SHORT PROBLEM — Locate the word "years" in the entries below, then gather every line that holds it.

* start MATERIAL FOR THE TASK *

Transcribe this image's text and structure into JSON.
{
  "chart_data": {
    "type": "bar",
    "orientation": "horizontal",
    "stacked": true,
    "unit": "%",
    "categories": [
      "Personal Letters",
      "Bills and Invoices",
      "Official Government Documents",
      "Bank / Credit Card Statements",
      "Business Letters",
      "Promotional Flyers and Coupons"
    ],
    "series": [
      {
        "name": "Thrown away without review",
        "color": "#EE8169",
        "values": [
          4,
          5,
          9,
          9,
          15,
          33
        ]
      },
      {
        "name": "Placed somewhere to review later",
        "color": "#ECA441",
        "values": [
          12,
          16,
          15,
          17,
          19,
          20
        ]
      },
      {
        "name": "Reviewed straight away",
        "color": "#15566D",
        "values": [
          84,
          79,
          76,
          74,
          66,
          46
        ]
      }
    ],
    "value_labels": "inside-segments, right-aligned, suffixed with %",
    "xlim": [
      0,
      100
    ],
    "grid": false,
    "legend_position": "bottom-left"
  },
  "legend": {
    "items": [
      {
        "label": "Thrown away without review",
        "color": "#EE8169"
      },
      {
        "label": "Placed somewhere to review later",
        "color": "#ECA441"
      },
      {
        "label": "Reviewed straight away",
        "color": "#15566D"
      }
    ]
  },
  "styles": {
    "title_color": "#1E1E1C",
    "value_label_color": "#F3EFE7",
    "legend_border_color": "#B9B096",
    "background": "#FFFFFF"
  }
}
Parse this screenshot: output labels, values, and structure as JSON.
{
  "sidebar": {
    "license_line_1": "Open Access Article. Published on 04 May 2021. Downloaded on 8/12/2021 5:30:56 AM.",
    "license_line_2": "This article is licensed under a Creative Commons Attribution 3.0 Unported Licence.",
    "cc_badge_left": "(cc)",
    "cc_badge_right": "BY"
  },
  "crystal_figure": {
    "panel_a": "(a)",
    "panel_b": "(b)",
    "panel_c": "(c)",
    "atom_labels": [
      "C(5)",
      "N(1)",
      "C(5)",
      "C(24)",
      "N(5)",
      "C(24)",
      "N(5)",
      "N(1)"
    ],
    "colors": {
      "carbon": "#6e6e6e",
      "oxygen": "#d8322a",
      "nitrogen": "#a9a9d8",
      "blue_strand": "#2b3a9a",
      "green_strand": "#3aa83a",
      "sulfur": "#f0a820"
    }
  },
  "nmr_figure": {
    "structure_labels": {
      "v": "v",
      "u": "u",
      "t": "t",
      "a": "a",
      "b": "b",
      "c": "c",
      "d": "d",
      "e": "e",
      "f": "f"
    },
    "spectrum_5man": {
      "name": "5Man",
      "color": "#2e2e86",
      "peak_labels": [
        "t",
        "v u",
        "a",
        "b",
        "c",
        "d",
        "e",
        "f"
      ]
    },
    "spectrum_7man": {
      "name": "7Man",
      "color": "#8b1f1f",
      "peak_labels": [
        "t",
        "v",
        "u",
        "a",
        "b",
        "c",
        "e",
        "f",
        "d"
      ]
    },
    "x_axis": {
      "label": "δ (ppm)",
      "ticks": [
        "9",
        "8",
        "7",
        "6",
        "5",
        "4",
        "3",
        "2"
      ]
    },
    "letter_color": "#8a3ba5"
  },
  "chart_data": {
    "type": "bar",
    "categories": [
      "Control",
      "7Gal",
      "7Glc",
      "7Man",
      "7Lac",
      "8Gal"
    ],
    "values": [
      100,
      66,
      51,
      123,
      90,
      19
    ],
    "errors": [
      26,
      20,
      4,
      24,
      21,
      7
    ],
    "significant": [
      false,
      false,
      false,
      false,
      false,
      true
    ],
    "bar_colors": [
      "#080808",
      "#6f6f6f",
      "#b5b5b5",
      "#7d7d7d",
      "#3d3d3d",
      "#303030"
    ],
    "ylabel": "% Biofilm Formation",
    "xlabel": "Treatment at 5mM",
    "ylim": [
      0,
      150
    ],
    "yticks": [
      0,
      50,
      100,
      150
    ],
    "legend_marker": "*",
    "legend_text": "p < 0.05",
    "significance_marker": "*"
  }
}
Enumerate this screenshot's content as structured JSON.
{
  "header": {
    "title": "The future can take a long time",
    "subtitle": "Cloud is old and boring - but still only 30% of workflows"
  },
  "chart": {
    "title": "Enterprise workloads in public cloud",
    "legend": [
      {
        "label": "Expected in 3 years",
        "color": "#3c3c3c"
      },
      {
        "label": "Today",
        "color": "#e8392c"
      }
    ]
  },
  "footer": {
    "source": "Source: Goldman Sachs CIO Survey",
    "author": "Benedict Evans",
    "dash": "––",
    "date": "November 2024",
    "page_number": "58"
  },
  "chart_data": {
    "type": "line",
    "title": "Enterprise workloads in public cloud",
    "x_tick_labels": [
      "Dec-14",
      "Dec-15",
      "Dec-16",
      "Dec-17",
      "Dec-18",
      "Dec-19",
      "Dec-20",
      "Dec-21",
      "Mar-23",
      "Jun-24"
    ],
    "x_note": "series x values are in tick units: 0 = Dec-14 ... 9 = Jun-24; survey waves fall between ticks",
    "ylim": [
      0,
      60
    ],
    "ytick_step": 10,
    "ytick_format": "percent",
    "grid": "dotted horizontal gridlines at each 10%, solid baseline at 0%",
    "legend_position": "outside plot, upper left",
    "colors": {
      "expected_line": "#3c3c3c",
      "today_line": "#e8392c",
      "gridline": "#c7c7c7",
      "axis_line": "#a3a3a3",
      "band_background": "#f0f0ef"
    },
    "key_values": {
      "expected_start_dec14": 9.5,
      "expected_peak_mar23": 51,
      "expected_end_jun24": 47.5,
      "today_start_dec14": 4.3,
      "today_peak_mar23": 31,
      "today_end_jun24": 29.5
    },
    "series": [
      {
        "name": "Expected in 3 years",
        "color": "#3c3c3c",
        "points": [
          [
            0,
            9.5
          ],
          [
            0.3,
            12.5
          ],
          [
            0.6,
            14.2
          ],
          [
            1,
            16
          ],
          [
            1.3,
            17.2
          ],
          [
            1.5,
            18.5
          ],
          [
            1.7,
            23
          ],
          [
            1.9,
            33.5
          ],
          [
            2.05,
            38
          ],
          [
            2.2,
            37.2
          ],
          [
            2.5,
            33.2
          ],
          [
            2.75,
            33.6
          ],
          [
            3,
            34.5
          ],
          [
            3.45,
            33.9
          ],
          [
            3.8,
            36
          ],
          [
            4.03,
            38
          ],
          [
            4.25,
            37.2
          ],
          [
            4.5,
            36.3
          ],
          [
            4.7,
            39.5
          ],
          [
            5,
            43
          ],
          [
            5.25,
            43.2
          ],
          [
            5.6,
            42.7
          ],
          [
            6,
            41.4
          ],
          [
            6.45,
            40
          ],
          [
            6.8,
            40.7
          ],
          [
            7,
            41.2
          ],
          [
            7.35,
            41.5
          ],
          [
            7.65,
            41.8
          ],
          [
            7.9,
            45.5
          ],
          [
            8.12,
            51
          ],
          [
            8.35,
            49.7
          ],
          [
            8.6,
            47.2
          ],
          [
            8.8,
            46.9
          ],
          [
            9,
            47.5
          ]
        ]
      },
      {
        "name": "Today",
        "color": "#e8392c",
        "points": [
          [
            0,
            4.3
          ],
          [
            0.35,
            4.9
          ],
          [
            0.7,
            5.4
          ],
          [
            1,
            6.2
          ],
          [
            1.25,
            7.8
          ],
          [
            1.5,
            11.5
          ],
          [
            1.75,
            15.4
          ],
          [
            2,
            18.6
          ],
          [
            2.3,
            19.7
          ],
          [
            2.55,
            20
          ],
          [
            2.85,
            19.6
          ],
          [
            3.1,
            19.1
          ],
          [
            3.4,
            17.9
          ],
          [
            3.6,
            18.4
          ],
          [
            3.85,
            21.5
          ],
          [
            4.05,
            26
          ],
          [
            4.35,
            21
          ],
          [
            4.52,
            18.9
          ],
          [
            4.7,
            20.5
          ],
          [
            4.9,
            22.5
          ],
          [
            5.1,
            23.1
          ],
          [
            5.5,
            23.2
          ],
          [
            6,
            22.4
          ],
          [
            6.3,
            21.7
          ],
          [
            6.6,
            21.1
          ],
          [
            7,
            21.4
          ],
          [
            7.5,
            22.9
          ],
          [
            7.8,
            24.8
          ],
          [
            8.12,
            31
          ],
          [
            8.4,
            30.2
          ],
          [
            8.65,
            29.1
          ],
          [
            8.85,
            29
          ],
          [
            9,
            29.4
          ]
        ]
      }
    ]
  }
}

* end MATERIAL FOR THE TASK *

RESULT —
        "label": "Expected in 3 years",
        "name": "Expected in 3 years",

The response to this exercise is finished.